◆ **Your objective**:
Look through the data below. Pick out the lines holding the string "Hermann".

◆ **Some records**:
-- START --

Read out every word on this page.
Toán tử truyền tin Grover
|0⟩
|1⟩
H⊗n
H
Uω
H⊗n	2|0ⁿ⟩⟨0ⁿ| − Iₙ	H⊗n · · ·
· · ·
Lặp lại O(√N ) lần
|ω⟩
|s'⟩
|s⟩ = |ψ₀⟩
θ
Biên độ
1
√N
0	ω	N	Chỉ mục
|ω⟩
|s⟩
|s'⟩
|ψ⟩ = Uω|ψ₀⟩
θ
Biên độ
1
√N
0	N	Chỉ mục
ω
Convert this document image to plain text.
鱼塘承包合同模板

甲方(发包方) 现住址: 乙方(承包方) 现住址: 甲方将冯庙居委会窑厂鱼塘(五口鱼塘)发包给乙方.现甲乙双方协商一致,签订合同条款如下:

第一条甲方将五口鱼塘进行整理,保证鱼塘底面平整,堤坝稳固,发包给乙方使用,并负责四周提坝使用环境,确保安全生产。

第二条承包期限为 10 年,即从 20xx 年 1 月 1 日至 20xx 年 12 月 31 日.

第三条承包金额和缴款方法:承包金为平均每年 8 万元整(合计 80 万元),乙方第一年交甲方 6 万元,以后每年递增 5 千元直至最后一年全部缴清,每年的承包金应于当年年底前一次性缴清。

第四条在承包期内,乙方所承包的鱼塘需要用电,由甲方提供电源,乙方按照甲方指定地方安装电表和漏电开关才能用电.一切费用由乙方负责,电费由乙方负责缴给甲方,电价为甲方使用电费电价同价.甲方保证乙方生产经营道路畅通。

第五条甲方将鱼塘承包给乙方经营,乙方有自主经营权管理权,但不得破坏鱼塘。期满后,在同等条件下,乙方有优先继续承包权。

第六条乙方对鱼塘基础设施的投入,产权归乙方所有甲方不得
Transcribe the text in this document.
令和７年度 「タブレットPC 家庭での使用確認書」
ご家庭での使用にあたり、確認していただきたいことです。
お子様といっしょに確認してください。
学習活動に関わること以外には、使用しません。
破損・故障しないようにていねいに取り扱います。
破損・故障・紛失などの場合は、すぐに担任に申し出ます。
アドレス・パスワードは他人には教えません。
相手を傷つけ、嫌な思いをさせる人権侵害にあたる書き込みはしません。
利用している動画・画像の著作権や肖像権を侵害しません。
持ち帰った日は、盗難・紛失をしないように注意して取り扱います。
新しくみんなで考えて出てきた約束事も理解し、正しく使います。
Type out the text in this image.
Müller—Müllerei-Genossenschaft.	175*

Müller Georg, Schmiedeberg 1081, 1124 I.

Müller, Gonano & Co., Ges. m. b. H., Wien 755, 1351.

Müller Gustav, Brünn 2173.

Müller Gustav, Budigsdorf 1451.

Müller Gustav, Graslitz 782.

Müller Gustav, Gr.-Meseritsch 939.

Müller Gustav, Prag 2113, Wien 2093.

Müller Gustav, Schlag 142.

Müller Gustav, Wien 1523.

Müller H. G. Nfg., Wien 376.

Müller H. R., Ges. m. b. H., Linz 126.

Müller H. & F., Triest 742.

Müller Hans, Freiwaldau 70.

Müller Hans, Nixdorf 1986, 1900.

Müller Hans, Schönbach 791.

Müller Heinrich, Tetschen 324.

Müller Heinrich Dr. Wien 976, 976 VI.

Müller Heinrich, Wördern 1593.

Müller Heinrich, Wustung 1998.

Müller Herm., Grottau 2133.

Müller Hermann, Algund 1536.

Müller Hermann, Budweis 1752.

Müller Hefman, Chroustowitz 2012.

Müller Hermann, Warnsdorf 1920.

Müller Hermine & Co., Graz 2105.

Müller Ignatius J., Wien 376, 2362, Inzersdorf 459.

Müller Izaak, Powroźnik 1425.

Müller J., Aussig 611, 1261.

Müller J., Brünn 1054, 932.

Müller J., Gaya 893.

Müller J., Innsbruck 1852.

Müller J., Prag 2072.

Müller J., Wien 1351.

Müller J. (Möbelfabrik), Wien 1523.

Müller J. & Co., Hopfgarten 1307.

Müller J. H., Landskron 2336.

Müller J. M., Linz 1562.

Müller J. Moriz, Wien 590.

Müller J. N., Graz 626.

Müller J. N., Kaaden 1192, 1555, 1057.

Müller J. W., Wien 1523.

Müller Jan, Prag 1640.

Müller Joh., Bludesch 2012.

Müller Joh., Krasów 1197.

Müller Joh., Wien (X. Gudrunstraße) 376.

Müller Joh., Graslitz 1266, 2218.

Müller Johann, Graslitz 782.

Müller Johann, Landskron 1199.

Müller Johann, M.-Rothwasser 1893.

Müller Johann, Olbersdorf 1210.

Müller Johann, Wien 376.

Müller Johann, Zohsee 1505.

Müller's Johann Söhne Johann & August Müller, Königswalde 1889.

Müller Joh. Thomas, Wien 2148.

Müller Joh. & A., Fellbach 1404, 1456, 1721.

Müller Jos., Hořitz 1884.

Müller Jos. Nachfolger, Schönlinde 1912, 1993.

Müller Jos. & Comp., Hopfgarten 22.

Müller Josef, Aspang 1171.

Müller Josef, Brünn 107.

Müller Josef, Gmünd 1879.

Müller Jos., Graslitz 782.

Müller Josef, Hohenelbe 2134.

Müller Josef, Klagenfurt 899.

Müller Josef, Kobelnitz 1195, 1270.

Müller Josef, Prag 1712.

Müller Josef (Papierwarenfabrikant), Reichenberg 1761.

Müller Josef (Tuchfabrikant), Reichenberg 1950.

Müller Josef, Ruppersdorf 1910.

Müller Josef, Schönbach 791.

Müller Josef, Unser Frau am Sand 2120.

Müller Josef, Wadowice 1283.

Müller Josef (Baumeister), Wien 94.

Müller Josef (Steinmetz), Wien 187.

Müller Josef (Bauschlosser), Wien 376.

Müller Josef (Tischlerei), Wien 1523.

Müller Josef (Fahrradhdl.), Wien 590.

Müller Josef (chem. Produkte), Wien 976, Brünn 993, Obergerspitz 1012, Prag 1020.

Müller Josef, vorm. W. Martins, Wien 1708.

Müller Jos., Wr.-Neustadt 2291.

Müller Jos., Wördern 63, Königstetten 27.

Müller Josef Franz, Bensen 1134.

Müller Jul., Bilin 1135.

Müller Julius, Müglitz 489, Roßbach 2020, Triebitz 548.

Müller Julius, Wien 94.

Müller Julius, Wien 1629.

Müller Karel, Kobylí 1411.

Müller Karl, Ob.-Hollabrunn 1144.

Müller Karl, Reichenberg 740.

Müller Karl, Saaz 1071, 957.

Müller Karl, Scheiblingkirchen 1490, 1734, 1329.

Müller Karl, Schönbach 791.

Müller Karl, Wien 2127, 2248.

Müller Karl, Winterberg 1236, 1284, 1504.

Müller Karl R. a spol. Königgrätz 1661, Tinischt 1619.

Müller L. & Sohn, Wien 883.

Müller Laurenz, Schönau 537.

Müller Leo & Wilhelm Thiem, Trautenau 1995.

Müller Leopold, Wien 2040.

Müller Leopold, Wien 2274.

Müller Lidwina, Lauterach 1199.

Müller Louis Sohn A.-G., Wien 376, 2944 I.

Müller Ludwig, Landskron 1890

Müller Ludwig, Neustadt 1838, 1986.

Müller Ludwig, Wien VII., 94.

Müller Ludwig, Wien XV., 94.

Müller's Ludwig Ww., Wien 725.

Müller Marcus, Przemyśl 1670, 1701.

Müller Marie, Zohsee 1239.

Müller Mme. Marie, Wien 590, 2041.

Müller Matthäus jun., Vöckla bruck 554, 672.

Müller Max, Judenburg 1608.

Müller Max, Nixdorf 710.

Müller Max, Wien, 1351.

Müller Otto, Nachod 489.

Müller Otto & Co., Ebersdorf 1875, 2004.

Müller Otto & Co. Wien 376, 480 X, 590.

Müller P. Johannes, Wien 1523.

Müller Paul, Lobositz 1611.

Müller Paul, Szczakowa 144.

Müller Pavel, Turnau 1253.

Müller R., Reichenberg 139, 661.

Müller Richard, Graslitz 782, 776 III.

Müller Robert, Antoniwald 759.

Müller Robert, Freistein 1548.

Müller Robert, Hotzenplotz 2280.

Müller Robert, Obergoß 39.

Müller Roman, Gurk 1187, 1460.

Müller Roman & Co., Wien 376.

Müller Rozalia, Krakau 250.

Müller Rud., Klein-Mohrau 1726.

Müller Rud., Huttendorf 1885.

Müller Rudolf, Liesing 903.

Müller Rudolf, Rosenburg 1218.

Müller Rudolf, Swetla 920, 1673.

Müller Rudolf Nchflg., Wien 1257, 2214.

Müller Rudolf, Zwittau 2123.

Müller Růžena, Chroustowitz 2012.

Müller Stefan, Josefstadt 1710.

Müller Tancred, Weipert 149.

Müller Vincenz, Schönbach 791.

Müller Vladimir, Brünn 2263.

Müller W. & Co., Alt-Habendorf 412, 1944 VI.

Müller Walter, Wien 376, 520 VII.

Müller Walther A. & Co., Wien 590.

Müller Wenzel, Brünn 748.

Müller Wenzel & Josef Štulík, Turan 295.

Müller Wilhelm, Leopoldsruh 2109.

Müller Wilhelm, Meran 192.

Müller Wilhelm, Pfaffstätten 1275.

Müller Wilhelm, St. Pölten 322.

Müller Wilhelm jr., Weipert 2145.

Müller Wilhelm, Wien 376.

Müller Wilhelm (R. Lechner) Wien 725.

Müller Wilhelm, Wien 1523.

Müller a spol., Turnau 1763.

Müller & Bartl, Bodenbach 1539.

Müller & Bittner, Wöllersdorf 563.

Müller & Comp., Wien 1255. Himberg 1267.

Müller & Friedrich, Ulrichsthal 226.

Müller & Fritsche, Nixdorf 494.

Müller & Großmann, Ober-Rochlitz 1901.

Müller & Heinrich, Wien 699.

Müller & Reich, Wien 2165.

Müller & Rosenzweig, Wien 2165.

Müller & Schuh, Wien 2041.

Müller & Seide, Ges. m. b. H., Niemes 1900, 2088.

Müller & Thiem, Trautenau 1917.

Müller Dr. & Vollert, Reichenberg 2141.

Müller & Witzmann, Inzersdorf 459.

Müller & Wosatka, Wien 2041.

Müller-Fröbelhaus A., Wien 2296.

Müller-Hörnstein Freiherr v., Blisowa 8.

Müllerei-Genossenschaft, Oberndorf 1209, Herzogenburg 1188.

-- END --

◆ **Problem solution**:
Müller Hermann, Algund 1536.
Müller Hermann, Budweis 1752.
Müller Hermann, Warnsdorf 1920.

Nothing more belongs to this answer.